* Exercise brief
Find every line in the records below that contains the string "health", and copy each of those lines.
☆ ☆ ☆ ☆
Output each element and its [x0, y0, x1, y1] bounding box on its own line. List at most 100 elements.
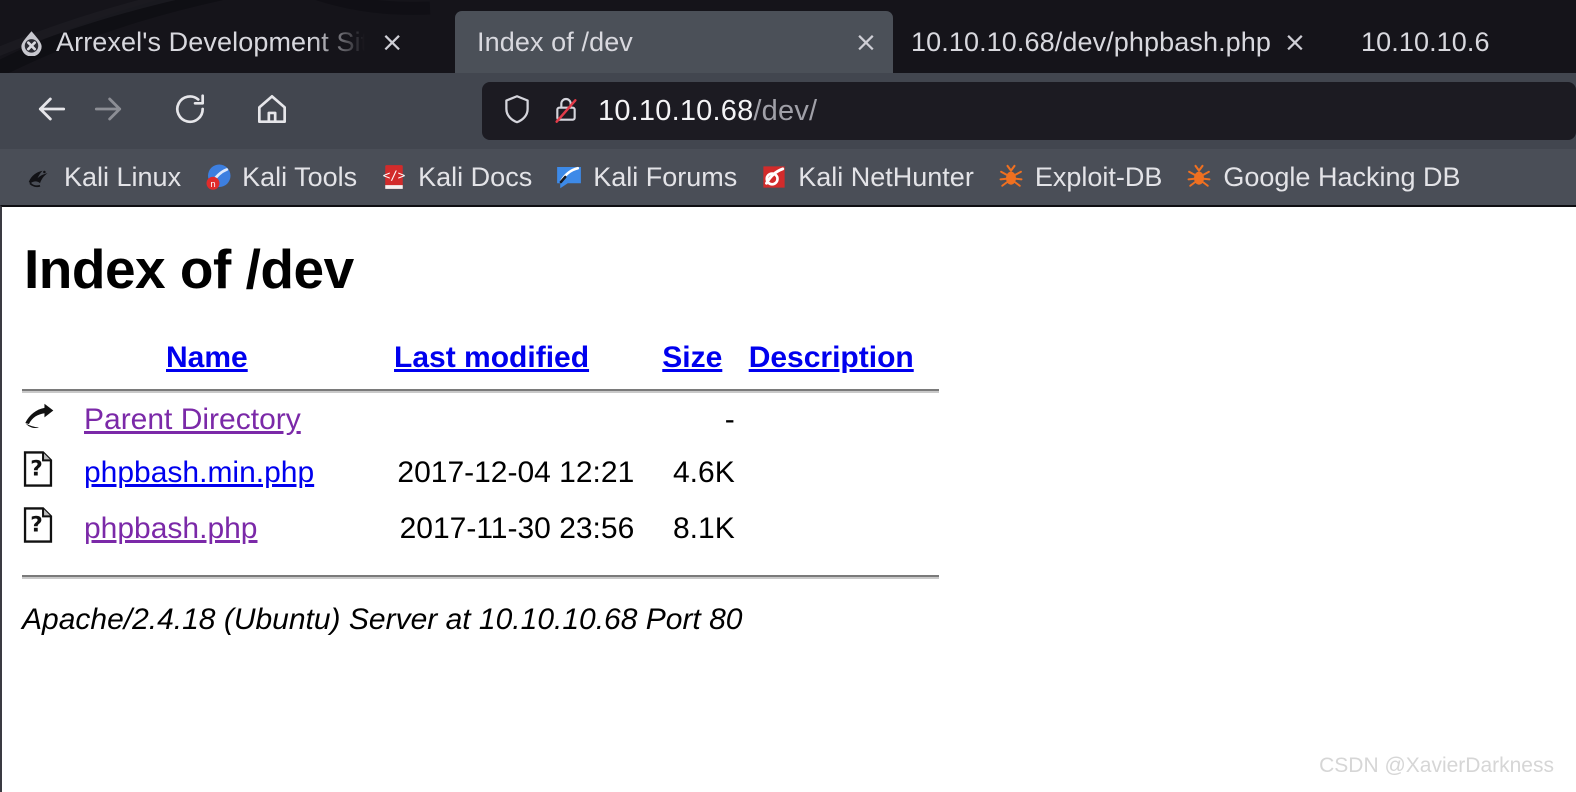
- header-description-link[interactable]: Description: [749, 341, 914, 374]
- row-name[interactable]: phpbash.min.php: [74, 445, 348, 501]
- table-header-row: Name Last modified Size Description: [22, 341, 939, 387]
- bookmark-kali-tools[interactable]: n Kali Tools: [192, 155, 368, 199]
- parent-directory-icon: [22, 403, 56, 438]
- row-name[interactable]: phpbash.php: [74, 501, 348, 557]
- row-last-modified: 2017-11-30 23:56: [399, 512, 635, 545]
- header-icon-column: [22, 341, 74, 387]
- bookmark-label: Google Hacking DB: [1223, 161, 1461, 192]
- table-bottom-rule: [22, 573, 939, 581]
- unknown-file-icon: ?: [22, 507, 54, 550]
- tab-title: Arrexel's Development Sit: [56, 26, 369, 57]
- url-host: 10.10.10.68: [598, 94, 754, 127]
- bookmark-kali-nethunter[interactable]: Kali NetHunter: [748, 155, 985, 199]
- row-size: -: [724, 403, 735, 436]
- url-text: 10.10.10.68/dev/: [598, 95, 817, 128]
- kali-tools-icon: n: [203, 162, 233, 192]
- reload-icon: [171, 90, 209, 133]
- row-icon: [22, 395, 74, 445]
- reload-button[interactable]: [162, 83, 218, 139]
- row-description: [735, 501, 939, 557]
- tab-partial-fourth[interactable]: 10.10.10.6: [1343, 11, 1576, 73]
- watermark: CSDN @XavierDarkness: [1319, 754, 1554, 777]
- header-last-modified-link[interactable]: Last modified: [394, 341, 589, 374]
- svg-text:n: n: [210, 180, 216, 190]
- rule-cell: [22, 387, 939, 395]
- unknown-file-icon: ?: [22, 451, 54, 494]
- spacer-cell: [22, 557, 939, 573]
- tab-arrexels-development-site[interactable]: Arrexel's Development Sit ×: [0, 11, 455, 73]
- row-last-modified: [348, 395, 634, 445]
- header-last-modified[interactable]: Last modified: [348, 341, 634, 387]
- table-row[interactable]: Parent Directory -: [22, 395, 939, 445]
- svg-text:</>: </>: [383, 168, 406, 183]
- tab-close-icon[interactable]: ×: [1282, 29, 1308, 56]
- row-last-modified: 2017-12-04 12:21: [397, 456, 635, 489]
- row-description: [735, 445, 939, 501]
- bookmark-label: Exploit-DB: [1034, 161, 1163, 192]
- bookmark-google-hacking-db[interactable]: Google Hacking DB: [1173, 155, 1471, 199]
- bookmark-label: Kali Forums: [593, 161, 738, 192]
- server-signature: Apache/2.4.18 (Ubuntu) Server at 10.10.1…: [22, 603, 743, 636]
- insecure-connection-broken-padlock-icon[interactable]: [550, 93, 582, 130]
- file-link-phpbash-php[interactable]: phpbash.php: [84, 512, 258, 545]
- tab-strip: Arrexel's Development Sit × Index of /de…: [0, 0, 1576, 73]
- tab-index-of-dev[interactable]: Index of /dev ×: [455, 11, 893, 73]
- google-hacking-db-icon: [1184, 162, 1214, 192]
- tracking-protection-shield-icon[interactable]: [500, 92, 534, 131]
- page-title: Index of /dev: [24, 238, 354, 300]
- table-spacer-row: [22, 557, 939, 573]
- tab-title: 10.10.10.68/dev/phpbash.php: [911, 26, 1272, 57]
- url-path: /dev/: [753, 94, 818, 127]
- svg-text:?: ?: [30, 512, 43, 537]
- table-row[interactable]: ? phpbash.min.php 2017-12-04 12:21 4.6K: [22, 445, 939, 501]
- tab-title: Index of /dev: [477, 26, 633, 57]
- header-size[interactable]: Size: [634, 341, 734, 387]
- header-size-link[interactable]: Size: [662, 341, 722, 374]
- kali-dragon-icon: [25, 162, 55, 192]
- bookmark-kali-docs[interactable]: </> Kali Docs: [368, 155, 543, 199]
- back-arrow-icon: [32, 89, 72, 134]
- bookmark-kali-linux[interactable]: Kali Linux: [14, 155, 192, 199]
- broken-droplet-icon: [18, 29, 45, 56]
- forward-arrow-icon: [88, 89, 128, 134]
- kali-docs-icon: </>: [379, 162, 409, 192]
- kali-nethunter-icon: [759, 162, 789, 192]
- bookmark-label: Kali NetHunter: [798, 161, 974, 192]
- svg-text:?: ?: [30, 456, 43, 481]
- exploit-db-icon: [996, 162, 1026, 192]
- row-icon: ?: [22, 501, 74, 557]
- row-size: 4.6K: [672, 456, 735, 489]
- bookmark-kali-forums[interactable]: Kali Forums: [543, 155, 748, 199]
- tab-close-icon[interactable]: ×: [379, 29, 405, 56]
- tab-close-icon[interactable]: ×: [853, 29, 879, 56]
- table-top-rule: [22, 387, 939, 395]
- bookmark-label: Kali Docs: [418, 161, 533, 192]
- header-name[interactable]: Name: [74, 341, 348, 387]
- horizontal-rule: [22, 389, 939, 393]
- table-row[interactable]: ? phpbash.php 2017-11-30 23:56 8.1K: [22, 501, 939, 557]
- tab-phpbash-php[interactable]: 10.10.10.68/dev/phpbash.php ×: [893, 11, 1343, 73]
- kali-forums-icon: [554, 162, 584, 192]
- row-size: 8.1K: [672, 512, 735, 545]
- page-content: Index of /dev Name Last modified Size De…: [0, 205, 1576, 792]
- header-name-link[interactable]: Name: [166, 341, 248, 374]
- home-icon: [253, 90, 291, 133]
- rule-cell: [22, 573, 939, 581]
- forward-button[interactable]: [80, 83, 136, 139]
- file-link-phpbash-min-php[interactable]: phpbash.min.php: [84, 456, 314, 489]
- tab-title: 10.10.10.6: [1361, 26, 1490, 57]
- back-button[interactable]: [24, 83, 80, 139]
- directory-listing-table: Name Last modified Size Description Pare…: [22, 341, 939, 581]
- parent-directory-link[interactable]: Parent Directory: [84, 403, 301, 436]
- header-description[interactable]: Description: [735, 341, 939, 387]
- home-button[interactable]: [244, 83, 300, 139]
- row-description: [735, 395, 939, 445]
- bookmark-exploit-db[interactable]: Exploit-DB: [985, 155, 1174, 199]
- browser-window: Arrexel's Development Sit × Index of /de…: [0, 0, 1576, 792]
- bookmark-label: Kali Tools: [242, 161, 358, 192]
- address-bar[interactable]: 10.10.10.68/dev/: [482, 82, 1576, 140]
- row-name[interactable]: Parent Directory: [74, 395, 348, 445]
- horizontal-rule: [22, 575, 939, 579]
- row-icon: ?: [22, 445, 74, 501]
- bookmark-label: Kali Linux: [64, 161, 182, 192]
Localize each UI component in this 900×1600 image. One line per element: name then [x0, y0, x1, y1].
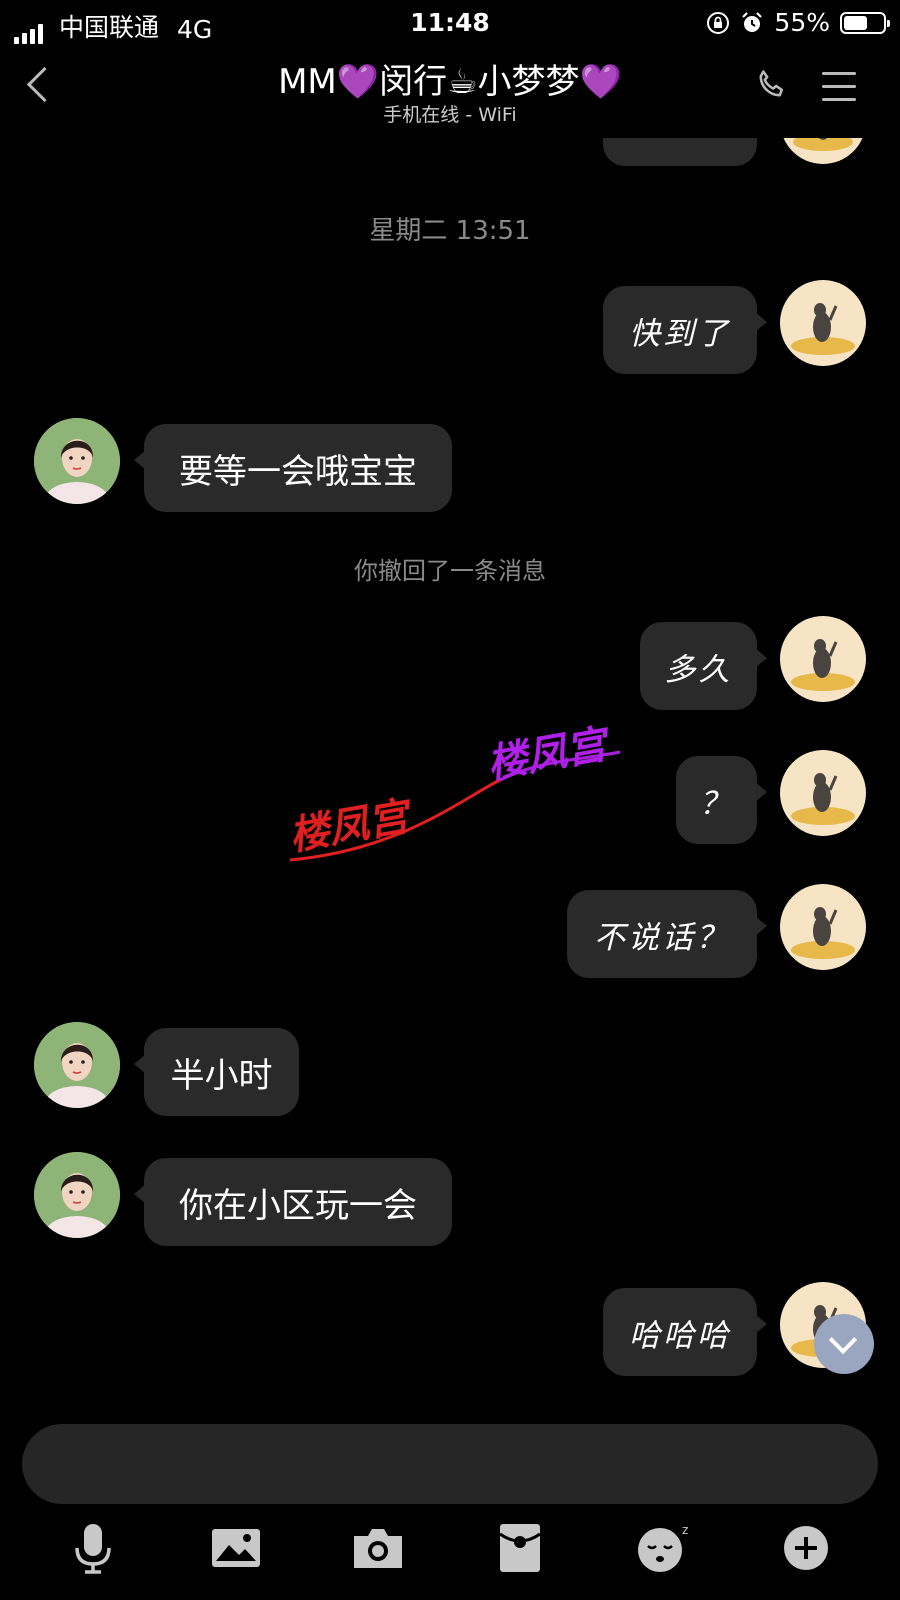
chat-header: MM💜闵行☕小梦梦💜 手机在线 - WiFi	[0, 46, 900, 138]
alarm-icon	[742, 11, 763, 32]
camera-icon[interactable]	[350, 1520, 406, 1576]
message-text: 半小时	[170, 1055, 273, 1096]
message-text: 快到了	[629, 315, 731, 352]
message-text: 要等一会哦宝宝	[179, 451, 417, 492]
my-avatar[interactable]	[780, 616, 866, 702]
contact-avatar[interactable]	[34, 1022, 120, 1108]
my-avatar[interactable]	[780, 750, 866, 836]
timestamp: 星期二 13:51	[369, 216, 531, 246]
message-text: 你在小区玩一会	[179, 1185, 417, 1226]
message-bubble[interactable]: 快到了	[603, 286, 767, 374]
status-right: 55%	[706, 8, 890, 37]
battery-icon	[840, 11, 890, 34]
message-text: 多久	[664, 651, 733, 688]
rotation-lock-icon	[707, 11, 730, 34]
status-bar: 中国联通 4G 11:48 55%	[0, 0, 900, 46]
scroll-down-button[interactable]	[814, 1314, 874, 1374]
input-toolbar: z	[0, 1520, 900, 1580]
message-bubble[interactable]	[603, 138, 757, 166]
emoji-icon[interactable]: z	[636, 1520, 692, 1576]
message-bubble[interactable]: 半小时	[134, 1028, 299, 1116]
phone-icon[interactable]	[754, 68, 788, 102]
message-text: 不说话？	[594, 919, 730, 956]
svg-text:z: z	[682, 1523, 688, 1537]
plus-icon[interactable]	[778, 1520, 834, 1576]
my-avatar[interactable]	[780, 280, 866, 366]
contact-avatar[interactable]	[34, 418, 120, 504]
battery-percent: 55%	[774, 8, 830, 37]
message-text: ？	[699, 785, 734, 822]
message-bubble[interactable]: 你在小区玩一会	[134, 1158, 452, 1246]
message-bubble[interactable]: 要等一会哦宝宝	[134, 424, 452, 512]
menu-icon[interactable]	[822, 72, 856, 111]
message-text: 哈哈哈	[629, 1317, 731, 1354]
message-bubble[interactable]: 哈哈哈	[603, 1288, 767, 1376]
mic-icon[interactable]	[65, 1520, 121, 1576]
message-bubble[interactable]: ？	[676, 756, 767, 844]
image-icon[interactable]	[208, 1520, 264, 1576]
contact-avatar[interactable]	[34, 1152, 120, 1238]
red-packet-icon[interactable]	[492, 1520, 548, 1576]
message-bubble[interactable]: 多久	[640, 622, 767, 710]
recall-notice: 你撤回了一条消息	[354, 557, 546, 585]
my-avatar[interactable]	[780, 138, 866, 164]
my-avatar[interactable]	[780, 884, 866, 970]
online-status: 手机在线 - WiFi	[383, 104, 517, 126]
message-input[interactable]	[22, 1424, 878, 1504]
watermark: 楼凤宫 楼凤宫	[286, 721, 621, 862]
watermark-text-purple: 楼凤宫	[484, 721, 615, 788]
message-bubble[interactable]: 不说话？	[567, 890, 767, 978]
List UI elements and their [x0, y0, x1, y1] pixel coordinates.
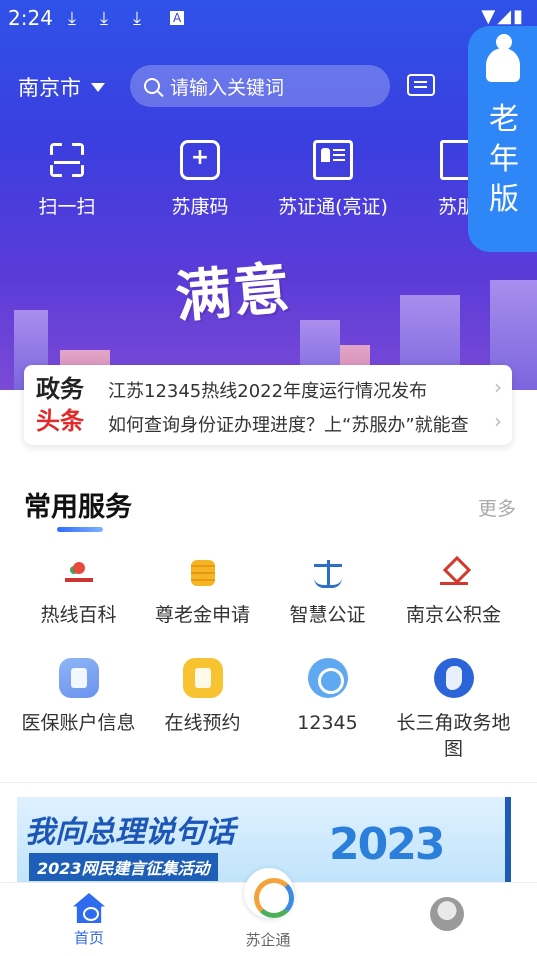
quick-action-label: 苏证通(亮证): [278, 196, 388, 218]
hotline-phone-icon: [307, 658, 348, 698]
search-placeholder: 请输入关键词: [170, 76, 285, 99]
quick-action-scan[interactable]: 扫一扫: [2, 140, 132, 219]
news-tag-line: 头条: [36, 407, 84, 435]
news-tag-line: 政务: [36, 375, 84, 403]
quick-action-id-card[interactable]: 苏证通(亮证): [268, 140, 398, 219]
medical-insurance-icon: [58, 658, 99, 698]
banner-title: 满意: [172, 255, 295, 331]
download-icon: ⤓: [68, 8, 76, 29]
avatar-icon: [430, 897, 464, 931]
service-label: 12345: [297, 712, 358, 734]
download-icon: ⤓: [133, 8, 141, 29]
chevron-right-icon: ›: [494, 375, 502, 399]
elder-person-icon: [486, 34, 520, 82]
id-card-icon: [313, 140, 353, 180]
service-label: 长三角政务地: [396, 712, 511, 734]
service-label: 热线百科: [40, 604, 117, 626]
home-icon: [73, 893, 105, 923]
hotline-icon: [63, 558, 95, 590]
elder-mode-button[interactable]: 老 年 版: [468, 26, 537, 252]
more-link[interactable]: 更多: [478, 494, 516, 521]
news-item[interactable]: 如何查询身份证办理进度？上“苏服办”就能查: [108, 411, 494, 437]
service-label: 图: [443, 738, 463, 760]
signal-battery-icon: ▼◢▮: [481, 6, 525, 27]
status-time: 2:24: [8, 6, 53, 30]
chevron-right-icon: ›: [494, 409, 502, 433]
scan-icon: [47, 140, 87, 180]
service-label: 智慧公证: [289, 604, 366, 626]
service-yangtze-map[interactable]: 长三角政务地 图: [391, 658, 516, 762]
promo-subtitle: 2023网民建言征集活动: [29, 853, 218, 881]
city-label: 南京市: [18, 76, 81, 100]
promo-title: 我向总理说句话: [25, 815, 235, 850]
tab-home[interactable]: 首页: [29, 893, 149, 948]
map-icon: [433, 658, 474, 698]
health-code-icon: [180, 140, 220, 180]
service-housing-fund[interactable]: 南京公积金: [391, 558, 516, 628]
service-elder-allowance[interactable]: 尊老金申请: [140, 558, 265, 628]
news-tag: 政务 头条: [36, 373, 84, 437]
section-title: 常用服务: [24, 492, 132, 523]
enterprise-logo-icon[interactable]: [244, 868, 294, 918]
tab-label: 苏企通: [245, 931, 291, 949]
quick-action-label: 扫一扫: [38, 196, 96, 218]
promo-year: 2023: [329, 819, 445, 870]
search-input[interactable]: 请输入关键词: [130, 65, 390, 107]
service-appointment[interactable]: 在线预约: [140, 658, 265, 736]
search-icon: [144, 78, 160, 94]
message-icon[interactable]: [407, 74, 435, 96]
elder-mode-char: 版: [489, 182, 519, 217]
news-item[interactable]: 江苏12345热线2022年度运行情况发布: [108, 377, 494, 403]
scale-icon: [312, 558, 344, 590]
service-label: 尊老金申请: [154, 604, 250, 626]
notification-icon: A: [170, 11, 185, 25]
service-label: 在线预约: [164, 712, 241, 734]
quick-action-health-code[interactable]: 苏康码: [135, 140, 265, 219]
elder-mode-char: 老: [489, 102, 519, 137]
coin-icon: [187, 558, 219, 590]
tab-label: 首页: [73, 929, 104, 947]
service-label: 南京公积金: [405, 604, 501, 626]
appointment-icon: [182, 658, 223, 698]
header-hero: 2:24 ⤓ ⤓ ⤓ A ▼◢▮ 南京市 请输入关键词 扫一扫 苏康码 苏证通(…: [0, 0, 537, 390]
service-notary[interactable]: 智慧公证: [265, 558, 390, 628]
section-underline: [57, 527, 103, 532]
tab-profile[interactable]: [387, 897, 507, 931]
service-hotline-wiki[interactable]: 热线百科: [16, 558, 141, 628]
service-label: 医保账户信息: [21, 712, 136, 734]
news-card[interactable]: 政务 头条 江苏12345热线2022年度运行情况发布 › 如何查询身份证办理进…: [24, 365, 512, 445]
service-medical-insurance[interactable]: 医保账户信息: [16, 658, 141, 736]
status-bar: 2:24 ⤓ ⤓ ⤓ A ▼◢▮: [0, 0, 537, 36]
service-12345[interactable]: 12345: [265, 658, 390, 736]
chevron-down-icon: [91, 82, 105, 92]
city-selector[interactable]: 南京市: [18, 72, 105, 102]
tab-enterprise[interactable]: 苏企通: [208, 929, 328, 950]
elder-mode-char: 年: [489, 142, 519, 177]
divider: [0, 782, 537, 783]
fund-icon: [438, 558, 470, 590]
download-icon: ⤓: [100, 8, 108, 29]
quick-action-label: 苏康码: [171, 196, 229, 218]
☆ ☆ ☆ ☆
* Final result
health-code-icon: [180, 140, 220, 180]
quick-action-health-code[interactable]: 苏康码: [135, 140, 265, 219]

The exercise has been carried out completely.